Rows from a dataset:
________________________________________
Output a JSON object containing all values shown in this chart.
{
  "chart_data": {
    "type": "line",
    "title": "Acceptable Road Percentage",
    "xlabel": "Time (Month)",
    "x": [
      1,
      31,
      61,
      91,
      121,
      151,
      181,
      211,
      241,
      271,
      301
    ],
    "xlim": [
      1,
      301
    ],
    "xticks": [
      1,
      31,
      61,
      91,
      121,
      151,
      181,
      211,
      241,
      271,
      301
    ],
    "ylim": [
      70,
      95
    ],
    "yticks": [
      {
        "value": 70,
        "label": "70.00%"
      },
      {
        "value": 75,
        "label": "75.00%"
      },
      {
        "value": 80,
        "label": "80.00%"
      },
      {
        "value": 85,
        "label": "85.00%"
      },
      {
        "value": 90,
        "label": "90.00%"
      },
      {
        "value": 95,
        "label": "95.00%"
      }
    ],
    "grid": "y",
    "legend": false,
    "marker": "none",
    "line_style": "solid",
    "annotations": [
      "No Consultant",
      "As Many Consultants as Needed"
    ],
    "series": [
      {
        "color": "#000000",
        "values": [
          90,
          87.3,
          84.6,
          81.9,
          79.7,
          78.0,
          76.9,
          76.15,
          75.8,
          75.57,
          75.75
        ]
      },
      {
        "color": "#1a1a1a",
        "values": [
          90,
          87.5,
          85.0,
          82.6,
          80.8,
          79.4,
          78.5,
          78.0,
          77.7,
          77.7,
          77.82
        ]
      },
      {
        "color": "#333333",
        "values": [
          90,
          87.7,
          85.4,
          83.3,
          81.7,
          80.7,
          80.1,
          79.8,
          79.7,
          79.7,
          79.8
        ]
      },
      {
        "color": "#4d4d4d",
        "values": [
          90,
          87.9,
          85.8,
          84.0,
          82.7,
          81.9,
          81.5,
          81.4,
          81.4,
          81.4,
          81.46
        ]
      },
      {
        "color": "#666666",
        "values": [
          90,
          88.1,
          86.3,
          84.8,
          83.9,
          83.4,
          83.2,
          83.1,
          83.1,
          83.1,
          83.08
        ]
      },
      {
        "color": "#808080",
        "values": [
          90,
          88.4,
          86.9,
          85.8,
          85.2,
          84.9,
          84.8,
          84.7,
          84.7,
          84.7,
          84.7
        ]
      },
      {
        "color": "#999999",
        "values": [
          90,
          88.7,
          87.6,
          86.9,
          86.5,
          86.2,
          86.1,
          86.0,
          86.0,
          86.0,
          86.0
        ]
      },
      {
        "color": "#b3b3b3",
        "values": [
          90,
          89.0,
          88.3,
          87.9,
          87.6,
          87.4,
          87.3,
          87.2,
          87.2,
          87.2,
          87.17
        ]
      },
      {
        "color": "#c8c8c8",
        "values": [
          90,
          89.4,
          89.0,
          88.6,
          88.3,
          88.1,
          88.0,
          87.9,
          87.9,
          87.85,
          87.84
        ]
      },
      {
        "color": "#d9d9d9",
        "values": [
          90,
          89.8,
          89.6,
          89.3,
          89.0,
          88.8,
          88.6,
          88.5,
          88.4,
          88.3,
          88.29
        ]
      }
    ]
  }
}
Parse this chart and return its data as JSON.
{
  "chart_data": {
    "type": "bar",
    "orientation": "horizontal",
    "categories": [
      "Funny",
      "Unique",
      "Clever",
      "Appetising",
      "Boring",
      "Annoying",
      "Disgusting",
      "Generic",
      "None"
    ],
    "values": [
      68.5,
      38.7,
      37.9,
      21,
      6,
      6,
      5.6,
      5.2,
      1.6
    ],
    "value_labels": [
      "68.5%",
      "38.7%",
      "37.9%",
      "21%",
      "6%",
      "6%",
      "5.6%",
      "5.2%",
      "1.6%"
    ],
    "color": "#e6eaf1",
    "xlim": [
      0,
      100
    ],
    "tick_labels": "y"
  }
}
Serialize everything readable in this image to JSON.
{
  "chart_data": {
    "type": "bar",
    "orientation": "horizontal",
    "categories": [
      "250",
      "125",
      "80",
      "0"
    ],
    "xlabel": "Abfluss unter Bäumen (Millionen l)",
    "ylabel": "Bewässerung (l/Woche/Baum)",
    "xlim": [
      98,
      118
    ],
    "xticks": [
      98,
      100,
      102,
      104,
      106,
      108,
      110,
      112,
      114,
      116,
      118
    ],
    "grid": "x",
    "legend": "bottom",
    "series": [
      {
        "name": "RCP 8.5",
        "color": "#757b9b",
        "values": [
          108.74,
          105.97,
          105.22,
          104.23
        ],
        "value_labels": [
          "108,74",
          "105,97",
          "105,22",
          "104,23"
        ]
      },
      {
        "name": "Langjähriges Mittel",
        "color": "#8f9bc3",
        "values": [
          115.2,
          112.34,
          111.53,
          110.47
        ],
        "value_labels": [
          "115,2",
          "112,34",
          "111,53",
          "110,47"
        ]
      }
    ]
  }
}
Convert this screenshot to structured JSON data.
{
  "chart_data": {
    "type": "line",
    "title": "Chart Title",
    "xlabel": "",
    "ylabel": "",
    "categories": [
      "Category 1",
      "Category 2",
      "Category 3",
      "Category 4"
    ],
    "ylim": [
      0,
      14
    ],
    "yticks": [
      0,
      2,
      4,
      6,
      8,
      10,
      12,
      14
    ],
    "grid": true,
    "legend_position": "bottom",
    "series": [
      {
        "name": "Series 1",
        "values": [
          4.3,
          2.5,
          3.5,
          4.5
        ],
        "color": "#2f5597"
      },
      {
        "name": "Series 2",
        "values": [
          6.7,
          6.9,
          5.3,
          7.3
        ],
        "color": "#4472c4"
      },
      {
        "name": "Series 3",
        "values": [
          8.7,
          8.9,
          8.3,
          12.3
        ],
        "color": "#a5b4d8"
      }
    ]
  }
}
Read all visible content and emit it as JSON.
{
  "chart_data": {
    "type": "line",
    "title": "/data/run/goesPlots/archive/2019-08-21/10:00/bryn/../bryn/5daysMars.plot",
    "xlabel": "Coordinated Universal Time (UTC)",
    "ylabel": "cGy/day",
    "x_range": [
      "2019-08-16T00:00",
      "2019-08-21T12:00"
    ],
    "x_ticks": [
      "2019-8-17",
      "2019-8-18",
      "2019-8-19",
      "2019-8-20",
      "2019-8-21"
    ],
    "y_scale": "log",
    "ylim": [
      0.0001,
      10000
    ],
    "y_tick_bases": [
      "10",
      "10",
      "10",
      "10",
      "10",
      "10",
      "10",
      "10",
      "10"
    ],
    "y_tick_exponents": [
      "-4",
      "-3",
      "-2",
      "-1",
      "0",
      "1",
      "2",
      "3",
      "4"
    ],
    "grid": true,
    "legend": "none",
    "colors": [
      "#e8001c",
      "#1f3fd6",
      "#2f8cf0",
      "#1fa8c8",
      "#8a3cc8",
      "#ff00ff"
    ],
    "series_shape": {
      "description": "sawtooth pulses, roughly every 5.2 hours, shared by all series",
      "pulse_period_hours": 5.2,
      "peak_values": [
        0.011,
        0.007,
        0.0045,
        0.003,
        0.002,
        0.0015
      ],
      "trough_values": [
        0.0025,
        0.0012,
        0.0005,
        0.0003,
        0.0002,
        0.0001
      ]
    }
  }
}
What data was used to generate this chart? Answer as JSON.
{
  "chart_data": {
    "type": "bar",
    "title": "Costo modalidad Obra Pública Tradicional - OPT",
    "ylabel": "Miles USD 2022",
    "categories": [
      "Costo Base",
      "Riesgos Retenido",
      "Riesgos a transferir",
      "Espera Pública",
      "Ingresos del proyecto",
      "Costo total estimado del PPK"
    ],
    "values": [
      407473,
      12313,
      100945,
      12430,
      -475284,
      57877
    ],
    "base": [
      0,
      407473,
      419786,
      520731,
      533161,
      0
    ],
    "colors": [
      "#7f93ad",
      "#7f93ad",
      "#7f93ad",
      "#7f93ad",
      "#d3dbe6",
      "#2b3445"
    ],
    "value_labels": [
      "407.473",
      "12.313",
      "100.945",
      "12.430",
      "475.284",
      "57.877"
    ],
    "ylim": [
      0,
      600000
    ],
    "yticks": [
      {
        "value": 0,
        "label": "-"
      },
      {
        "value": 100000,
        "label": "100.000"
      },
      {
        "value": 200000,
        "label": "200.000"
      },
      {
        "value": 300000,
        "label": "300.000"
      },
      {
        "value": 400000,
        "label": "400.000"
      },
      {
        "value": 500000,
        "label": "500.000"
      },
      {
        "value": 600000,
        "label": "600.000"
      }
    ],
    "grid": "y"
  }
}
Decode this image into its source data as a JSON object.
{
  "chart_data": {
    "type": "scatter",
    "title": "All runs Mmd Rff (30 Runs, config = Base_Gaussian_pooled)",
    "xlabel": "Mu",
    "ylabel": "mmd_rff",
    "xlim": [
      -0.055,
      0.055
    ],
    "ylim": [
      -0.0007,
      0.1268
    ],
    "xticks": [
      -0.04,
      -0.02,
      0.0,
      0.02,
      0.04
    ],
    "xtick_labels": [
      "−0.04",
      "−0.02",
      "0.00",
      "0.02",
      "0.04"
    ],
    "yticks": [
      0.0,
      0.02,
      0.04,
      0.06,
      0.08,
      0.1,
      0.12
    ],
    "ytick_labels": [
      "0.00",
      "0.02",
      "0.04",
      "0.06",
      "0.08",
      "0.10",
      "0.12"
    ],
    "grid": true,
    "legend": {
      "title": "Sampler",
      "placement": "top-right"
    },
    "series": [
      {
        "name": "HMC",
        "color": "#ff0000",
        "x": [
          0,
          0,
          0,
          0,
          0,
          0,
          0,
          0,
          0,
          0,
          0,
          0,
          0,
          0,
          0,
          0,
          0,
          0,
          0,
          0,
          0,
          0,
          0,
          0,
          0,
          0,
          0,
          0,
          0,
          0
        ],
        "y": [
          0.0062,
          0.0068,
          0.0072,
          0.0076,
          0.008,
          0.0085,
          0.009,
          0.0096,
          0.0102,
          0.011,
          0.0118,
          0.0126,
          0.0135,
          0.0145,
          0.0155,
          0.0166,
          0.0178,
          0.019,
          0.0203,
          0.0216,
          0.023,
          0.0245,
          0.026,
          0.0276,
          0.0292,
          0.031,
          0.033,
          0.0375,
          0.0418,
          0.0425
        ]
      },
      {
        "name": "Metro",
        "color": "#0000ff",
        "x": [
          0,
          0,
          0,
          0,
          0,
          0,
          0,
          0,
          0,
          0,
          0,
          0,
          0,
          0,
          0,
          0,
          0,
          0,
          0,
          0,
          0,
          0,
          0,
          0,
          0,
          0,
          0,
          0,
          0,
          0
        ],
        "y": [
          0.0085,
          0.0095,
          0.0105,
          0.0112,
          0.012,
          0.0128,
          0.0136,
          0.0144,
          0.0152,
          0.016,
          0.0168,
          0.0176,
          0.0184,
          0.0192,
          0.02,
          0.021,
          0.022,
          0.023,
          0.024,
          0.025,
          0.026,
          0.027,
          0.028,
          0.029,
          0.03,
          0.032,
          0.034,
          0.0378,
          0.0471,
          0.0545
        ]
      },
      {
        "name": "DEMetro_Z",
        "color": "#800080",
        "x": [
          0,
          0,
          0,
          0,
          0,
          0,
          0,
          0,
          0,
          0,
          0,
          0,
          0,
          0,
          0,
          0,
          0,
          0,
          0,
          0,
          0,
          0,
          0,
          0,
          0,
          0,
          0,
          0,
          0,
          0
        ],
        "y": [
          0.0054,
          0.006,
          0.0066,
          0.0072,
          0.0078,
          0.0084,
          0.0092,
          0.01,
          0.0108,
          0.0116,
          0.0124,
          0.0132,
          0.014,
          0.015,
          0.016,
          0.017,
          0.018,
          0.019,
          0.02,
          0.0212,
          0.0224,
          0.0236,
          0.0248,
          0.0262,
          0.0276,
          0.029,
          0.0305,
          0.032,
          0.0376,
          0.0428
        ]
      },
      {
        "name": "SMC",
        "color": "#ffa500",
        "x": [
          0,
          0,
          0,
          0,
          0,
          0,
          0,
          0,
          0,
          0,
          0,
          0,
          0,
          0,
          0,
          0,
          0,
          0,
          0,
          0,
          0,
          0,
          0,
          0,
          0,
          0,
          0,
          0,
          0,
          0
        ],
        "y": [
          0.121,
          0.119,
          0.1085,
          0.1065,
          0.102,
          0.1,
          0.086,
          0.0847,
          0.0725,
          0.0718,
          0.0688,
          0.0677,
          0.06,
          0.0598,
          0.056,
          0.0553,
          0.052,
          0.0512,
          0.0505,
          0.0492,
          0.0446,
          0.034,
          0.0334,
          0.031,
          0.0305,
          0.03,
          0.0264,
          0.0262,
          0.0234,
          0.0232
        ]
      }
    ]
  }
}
________________________________________
**Exercise:**
Read the lines above. Gather those in which the string "image" is found.

**Final answer:**
Serialize everything readable in this image to JSON.
Decode this image into its source data as a JSON object.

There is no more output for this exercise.